Tally up the lines that include "title" and state that number by itself.

[Stored data]
━━━━━━━━━━
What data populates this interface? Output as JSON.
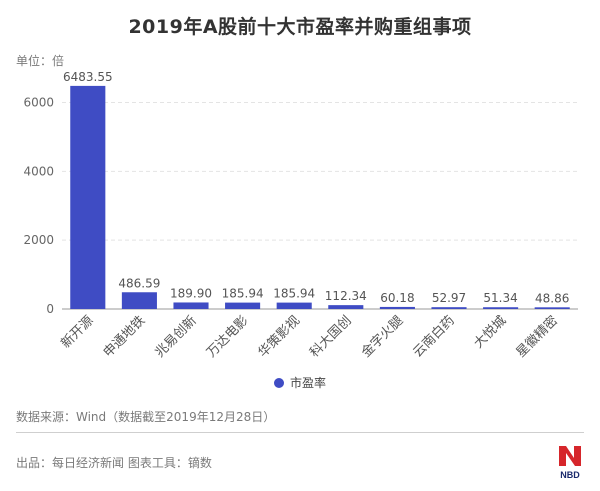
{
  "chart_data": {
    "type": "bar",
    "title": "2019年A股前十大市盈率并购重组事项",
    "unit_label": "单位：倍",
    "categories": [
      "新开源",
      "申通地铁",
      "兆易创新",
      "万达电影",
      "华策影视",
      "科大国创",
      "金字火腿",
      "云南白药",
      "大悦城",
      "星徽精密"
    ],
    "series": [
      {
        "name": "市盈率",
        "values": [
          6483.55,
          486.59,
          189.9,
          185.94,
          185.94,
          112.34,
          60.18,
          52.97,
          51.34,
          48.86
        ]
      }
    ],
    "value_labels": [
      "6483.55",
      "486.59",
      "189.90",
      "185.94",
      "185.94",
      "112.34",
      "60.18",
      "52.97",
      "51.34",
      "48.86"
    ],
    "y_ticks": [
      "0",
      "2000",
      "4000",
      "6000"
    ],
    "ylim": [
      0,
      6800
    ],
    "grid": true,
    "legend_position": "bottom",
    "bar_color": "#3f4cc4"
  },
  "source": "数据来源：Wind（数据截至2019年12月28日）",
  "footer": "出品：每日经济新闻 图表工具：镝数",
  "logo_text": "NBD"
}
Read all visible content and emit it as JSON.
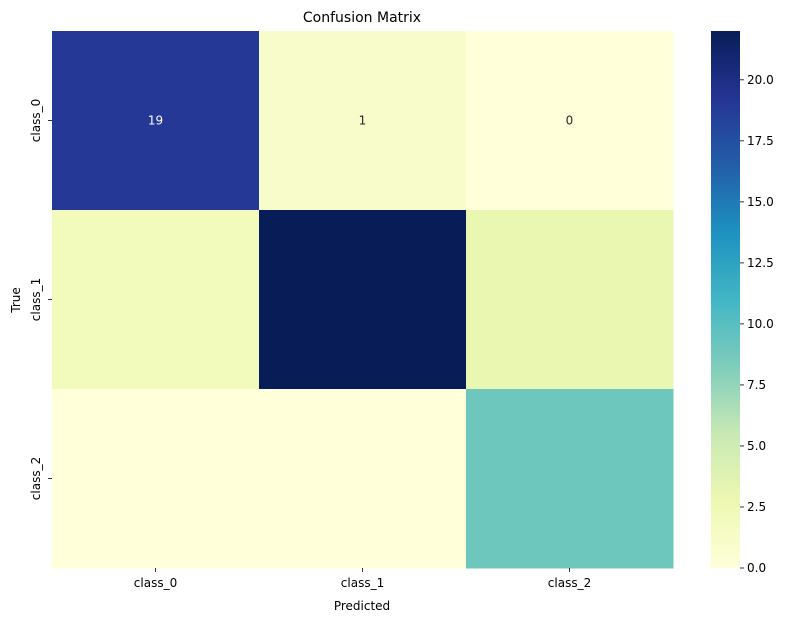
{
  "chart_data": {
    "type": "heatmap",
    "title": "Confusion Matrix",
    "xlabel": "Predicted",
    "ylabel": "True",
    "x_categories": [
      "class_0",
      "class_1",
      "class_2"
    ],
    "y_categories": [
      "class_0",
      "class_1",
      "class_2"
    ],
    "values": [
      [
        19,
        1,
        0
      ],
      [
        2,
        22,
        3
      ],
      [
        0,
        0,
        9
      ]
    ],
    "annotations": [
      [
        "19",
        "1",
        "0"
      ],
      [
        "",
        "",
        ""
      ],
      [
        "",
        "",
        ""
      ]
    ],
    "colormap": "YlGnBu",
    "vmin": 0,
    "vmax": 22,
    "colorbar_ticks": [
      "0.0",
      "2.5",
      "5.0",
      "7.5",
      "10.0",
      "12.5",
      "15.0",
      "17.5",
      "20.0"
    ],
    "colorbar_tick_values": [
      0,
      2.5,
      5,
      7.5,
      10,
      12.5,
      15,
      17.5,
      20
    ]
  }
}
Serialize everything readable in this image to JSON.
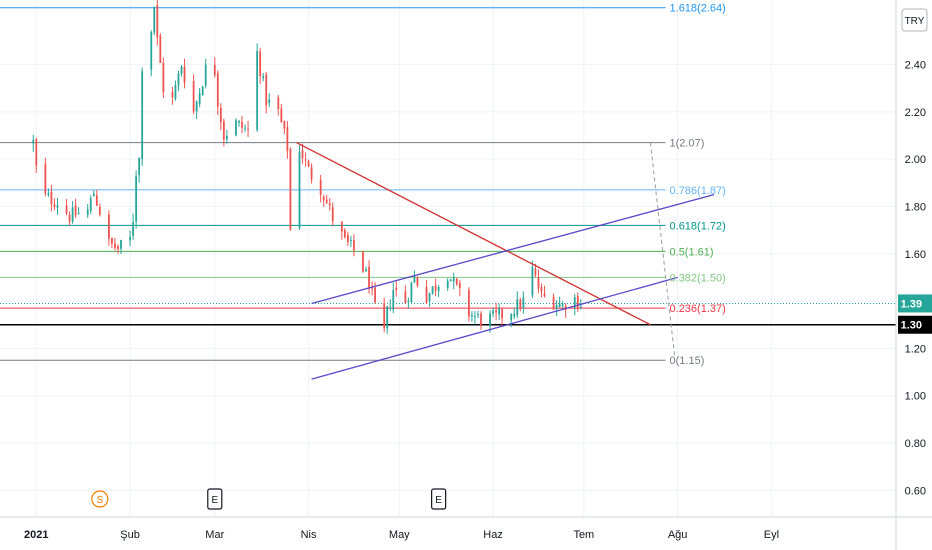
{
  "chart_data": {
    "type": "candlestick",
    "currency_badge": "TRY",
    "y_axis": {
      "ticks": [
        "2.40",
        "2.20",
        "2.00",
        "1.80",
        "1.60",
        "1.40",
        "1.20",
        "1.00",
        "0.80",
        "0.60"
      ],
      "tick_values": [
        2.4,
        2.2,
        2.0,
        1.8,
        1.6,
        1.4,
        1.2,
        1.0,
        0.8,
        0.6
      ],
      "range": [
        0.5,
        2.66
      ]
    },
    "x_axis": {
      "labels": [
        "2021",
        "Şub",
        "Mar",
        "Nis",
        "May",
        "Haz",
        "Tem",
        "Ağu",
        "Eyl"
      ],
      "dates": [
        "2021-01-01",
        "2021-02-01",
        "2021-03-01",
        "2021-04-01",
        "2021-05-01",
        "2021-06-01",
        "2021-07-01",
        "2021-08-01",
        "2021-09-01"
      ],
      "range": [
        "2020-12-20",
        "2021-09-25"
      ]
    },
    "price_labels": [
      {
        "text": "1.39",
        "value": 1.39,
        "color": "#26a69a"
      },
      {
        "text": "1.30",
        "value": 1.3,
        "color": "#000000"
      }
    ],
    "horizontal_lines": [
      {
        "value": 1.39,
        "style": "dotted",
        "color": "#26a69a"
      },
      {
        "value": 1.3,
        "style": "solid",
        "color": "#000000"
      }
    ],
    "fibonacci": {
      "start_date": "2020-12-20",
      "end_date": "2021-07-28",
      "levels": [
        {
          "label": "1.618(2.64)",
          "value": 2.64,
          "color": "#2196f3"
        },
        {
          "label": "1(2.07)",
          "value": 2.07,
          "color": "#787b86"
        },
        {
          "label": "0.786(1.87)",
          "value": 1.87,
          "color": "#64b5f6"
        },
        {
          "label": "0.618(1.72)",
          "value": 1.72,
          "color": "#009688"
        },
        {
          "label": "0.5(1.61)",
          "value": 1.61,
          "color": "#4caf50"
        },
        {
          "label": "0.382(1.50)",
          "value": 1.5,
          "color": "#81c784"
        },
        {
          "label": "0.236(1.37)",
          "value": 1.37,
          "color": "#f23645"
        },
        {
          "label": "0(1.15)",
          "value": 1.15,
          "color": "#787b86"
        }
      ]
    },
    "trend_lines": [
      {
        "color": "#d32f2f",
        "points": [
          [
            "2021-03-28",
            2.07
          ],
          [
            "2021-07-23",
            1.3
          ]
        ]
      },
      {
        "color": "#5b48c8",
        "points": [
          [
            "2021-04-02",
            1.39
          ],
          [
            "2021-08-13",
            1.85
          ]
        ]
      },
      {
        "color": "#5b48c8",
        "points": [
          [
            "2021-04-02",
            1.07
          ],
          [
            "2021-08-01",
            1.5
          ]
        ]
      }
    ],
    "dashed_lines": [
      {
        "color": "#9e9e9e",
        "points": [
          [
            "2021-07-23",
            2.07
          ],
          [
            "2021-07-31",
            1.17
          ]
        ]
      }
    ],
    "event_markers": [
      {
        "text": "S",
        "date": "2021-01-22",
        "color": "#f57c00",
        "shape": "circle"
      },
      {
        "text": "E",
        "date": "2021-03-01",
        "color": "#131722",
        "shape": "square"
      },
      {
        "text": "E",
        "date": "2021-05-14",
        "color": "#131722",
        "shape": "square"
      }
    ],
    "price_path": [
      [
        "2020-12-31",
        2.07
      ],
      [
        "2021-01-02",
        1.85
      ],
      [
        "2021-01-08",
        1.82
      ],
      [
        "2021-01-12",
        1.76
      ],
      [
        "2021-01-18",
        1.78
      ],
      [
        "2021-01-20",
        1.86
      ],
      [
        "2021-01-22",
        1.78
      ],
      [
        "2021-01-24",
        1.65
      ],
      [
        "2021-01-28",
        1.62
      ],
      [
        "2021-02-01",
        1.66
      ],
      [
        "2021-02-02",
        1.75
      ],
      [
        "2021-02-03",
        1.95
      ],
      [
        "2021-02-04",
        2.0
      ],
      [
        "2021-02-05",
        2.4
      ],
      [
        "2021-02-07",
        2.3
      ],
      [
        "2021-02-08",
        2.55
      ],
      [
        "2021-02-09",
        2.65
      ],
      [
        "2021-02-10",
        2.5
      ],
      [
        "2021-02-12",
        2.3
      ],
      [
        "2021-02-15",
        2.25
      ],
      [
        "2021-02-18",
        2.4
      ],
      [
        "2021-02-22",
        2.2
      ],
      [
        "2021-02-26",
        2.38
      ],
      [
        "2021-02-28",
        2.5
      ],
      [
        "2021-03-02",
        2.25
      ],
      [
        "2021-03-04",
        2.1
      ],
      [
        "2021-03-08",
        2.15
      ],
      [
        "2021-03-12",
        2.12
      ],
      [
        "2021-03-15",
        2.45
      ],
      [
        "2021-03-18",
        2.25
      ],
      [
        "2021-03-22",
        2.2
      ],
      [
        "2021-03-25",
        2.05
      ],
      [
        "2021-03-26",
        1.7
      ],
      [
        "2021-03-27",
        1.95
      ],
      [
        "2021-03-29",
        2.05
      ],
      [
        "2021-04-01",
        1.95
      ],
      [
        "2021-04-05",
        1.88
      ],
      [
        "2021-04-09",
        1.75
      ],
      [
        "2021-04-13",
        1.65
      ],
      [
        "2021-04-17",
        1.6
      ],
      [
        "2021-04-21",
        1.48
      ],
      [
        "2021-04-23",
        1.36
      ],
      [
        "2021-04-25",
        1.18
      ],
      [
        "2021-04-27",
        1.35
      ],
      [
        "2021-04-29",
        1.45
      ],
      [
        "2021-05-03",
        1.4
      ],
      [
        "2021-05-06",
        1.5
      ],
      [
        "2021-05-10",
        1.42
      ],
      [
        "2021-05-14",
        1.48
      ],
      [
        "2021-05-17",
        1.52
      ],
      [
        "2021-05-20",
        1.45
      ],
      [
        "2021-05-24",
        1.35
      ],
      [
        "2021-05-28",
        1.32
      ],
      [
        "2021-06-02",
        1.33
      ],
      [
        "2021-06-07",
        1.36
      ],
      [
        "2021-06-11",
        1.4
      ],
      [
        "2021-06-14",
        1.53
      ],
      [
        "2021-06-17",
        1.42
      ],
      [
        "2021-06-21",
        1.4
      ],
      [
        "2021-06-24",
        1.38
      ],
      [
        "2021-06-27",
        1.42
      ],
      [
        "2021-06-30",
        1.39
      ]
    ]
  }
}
━━━━━━━━━━
**RESPONSE TO THIS EXERCISE**
2